Problem description - Copy every line that contains the string "subtitle" from the entries below.

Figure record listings
◆ ◆ ◆ ◆

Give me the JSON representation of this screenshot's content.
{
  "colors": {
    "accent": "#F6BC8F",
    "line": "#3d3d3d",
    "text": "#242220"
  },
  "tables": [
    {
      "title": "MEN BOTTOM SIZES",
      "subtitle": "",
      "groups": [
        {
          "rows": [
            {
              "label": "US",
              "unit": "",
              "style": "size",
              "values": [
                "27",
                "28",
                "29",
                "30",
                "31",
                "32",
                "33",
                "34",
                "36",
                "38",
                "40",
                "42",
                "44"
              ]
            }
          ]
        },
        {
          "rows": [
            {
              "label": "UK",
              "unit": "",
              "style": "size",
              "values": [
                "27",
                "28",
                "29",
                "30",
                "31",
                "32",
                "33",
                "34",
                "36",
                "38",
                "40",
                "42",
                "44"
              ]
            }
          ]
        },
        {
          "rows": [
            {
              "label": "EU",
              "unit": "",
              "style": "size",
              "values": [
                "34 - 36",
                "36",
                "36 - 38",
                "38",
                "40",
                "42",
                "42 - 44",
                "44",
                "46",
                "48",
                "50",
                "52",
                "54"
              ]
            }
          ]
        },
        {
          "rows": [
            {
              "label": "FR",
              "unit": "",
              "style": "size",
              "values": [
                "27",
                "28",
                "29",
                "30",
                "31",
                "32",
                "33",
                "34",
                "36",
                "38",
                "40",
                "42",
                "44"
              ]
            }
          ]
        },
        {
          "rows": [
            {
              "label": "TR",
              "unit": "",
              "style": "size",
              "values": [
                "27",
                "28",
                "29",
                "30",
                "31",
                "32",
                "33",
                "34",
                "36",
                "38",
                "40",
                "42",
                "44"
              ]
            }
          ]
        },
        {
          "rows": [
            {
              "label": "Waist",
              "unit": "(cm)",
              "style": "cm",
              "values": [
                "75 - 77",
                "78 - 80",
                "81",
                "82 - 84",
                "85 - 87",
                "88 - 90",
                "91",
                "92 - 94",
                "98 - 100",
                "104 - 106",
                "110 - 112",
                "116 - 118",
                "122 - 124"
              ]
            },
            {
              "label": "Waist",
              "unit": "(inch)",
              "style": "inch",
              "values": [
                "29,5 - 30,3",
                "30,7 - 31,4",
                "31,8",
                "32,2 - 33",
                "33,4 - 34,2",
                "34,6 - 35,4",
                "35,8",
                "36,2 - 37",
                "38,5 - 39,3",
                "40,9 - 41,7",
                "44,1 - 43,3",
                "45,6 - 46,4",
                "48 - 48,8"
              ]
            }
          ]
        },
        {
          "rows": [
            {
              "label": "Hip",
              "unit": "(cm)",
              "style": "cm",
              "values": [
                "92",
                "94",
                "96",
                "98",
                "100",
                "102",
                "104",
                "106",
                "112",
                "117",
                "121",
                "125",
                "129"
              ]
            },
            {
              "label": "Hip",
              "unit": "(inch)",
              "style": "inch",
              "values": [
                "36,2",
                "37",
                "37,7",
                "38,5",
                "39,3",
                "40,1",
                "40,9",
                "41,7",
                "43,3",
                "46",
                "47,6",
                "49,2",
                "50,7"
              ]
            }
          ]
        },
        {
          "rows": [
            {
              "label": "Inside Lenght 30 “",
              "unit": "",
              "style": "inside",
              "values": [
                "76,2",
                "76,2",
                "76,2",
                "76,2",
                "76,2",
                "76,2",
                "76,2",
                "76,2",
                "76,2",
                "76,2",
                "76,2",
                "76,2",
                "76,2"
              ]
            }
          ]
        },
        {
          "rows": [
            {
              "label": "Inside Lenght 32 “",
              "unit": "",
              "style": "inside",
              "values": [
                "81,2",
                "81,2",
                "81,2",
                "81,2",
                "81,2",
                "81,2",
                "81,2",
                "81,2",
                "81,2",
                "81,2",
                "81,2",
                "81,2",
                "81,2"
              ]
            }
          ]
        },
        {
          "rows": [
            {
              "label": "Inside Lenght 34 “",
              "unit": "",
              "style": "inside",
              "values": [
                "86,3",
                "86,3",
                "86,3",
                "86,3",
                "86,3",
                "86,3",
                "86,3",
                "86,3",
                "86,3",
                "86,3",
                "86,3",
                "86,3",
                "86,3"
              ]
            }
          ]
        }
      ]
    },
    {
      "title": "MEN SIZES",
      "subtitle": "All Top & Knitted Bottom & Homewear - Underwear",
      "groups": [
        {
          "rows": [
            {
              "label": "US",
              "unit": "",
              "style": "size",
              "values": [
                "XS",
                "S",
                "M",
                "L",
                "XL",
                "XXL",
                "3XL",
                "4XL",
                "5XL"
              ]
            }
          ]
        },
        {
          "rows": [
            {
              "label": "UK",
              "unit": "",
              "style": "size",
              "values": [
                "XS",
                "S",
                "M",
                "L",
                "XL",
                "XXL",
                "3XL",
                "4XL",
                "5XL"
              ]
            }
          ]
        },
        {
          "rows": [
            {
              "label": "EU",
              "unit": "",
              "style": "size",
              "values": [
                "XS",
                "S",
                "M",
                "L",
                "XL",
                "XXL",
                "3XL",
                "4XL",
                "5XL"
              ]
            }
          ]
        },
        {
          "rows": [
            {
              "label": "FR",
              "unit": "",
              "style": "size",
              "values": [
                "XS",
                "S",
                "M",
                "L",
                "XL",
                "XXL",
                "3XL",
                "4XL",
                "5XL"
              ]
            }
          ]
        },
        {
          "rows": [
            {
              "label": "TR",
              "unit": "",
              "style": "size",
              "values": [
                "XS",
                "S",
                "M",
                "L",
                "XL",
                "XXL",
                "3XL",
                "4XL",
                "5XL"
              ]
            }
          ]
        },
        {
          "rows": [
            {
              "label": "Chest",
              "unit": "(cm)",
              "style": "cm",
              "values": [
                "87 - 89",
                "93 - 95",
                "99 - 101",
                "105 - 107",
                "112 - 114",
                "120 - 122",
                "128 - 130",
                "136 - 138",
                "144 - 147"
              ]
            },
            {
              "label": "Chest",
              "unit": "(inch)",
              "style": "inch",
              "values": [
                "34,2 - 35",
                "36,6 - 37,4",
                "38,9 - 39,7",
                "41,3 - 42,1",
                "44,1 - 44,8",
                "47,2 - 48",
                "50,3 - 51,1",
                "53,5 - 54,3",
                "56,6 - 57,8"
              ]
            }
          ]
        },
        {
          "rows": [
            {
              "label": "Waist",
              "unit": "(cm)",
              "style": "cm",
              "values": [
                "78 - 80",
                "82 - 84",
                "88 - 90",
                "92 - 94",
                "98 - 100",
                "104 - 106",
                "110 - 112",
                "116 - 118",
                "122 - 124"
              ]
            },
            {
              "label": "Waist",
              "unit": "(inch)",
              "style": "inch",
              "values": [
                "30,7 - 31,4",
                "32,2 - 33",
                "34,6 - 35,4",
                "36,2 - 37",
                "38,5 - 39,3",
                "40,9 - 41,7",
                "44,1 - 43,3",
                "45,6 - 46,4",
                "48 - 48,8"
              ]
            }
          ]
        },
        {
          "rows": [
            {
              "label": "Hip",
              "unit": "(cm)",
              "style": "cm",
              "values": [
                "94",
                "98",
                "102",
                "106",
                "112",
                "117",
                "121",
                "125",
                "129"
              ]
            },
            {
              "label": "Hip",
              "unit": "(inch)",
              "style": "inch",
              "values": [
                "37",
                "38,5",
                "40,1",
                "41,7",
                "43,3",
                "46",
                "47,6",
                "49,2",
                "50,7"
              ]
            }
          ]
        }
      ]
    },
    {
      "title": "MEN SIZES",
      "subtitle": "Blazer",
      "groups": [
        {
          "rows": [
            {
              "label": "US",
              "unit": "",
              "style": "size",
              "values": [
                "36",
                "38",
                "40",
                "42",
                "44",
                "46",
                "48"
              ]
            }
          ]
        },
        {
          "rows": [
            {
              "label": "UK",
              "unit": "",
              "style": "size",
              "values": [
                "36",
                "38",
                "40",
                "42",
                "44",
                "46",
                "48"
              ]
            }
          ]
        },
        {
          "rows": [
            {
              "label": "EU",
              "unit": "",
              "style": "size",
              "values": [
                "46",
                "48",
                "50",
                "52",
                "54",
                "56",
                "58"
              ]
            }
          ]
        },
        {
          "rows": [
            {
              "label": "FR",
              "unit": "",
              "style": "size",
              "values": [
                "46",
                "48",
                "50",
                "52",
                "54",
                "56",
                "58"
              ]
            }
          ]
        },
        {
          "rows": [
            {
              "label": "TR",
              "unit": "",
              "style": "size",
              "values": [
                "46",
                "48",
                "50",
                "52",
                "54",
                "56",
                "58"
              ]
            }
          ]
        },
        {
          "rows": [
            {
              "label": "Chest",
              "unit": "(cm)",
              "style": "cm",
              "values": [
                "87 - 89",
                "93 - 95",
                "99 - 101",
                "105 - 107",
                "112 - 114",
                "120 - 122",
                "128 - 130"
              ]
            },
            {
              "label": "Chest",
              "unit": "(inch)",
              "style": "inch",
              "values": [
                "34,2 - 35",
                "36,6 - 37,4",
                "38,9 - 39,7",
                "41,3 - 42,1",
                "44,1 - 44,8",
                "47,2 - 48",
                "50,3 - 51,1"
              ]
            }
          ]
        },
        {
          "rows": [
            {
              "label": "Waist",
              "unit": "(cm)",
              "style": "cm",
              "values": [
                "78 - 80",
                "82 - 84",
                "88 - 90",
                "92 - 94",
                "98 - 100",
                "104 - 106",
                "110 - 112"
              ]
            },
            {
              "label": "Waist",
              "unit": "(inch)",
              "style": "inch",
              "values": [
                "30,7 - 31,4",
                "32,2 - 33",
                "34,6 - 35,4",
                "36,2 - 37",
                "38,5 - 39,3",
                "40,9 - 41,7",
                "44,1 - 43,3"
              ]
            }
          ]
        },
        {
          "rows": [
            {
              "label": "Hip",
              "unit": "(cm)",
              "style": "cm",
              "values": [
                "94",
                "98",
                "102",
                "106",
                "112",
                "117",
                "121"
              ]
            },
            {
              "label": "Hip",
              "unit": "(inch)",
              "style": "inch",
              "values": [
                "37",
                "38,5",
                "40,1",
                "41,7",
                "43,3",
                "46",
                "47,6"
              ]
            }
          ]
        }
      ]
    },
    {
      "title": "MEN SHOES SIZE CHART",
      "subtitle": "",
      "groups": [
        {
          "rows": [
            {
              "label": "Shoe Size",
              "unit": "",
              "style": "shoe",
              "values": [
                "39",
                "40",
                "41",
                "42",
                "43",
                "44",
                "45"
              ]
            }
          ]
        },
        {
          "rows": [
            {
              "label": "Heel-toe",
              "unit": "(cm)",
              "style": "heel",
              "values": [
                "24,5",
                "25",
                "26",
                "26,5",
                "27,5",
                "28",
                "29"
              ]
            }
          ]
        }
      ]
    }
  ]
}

◆ ◆ ◆ ◆

Correct output -
      "subtitle": "",
      "subtitle": "All Top & Knitted Bottom & Homewear - Underwear",
      "subtitle": "Blazer",
      "subtitle": "",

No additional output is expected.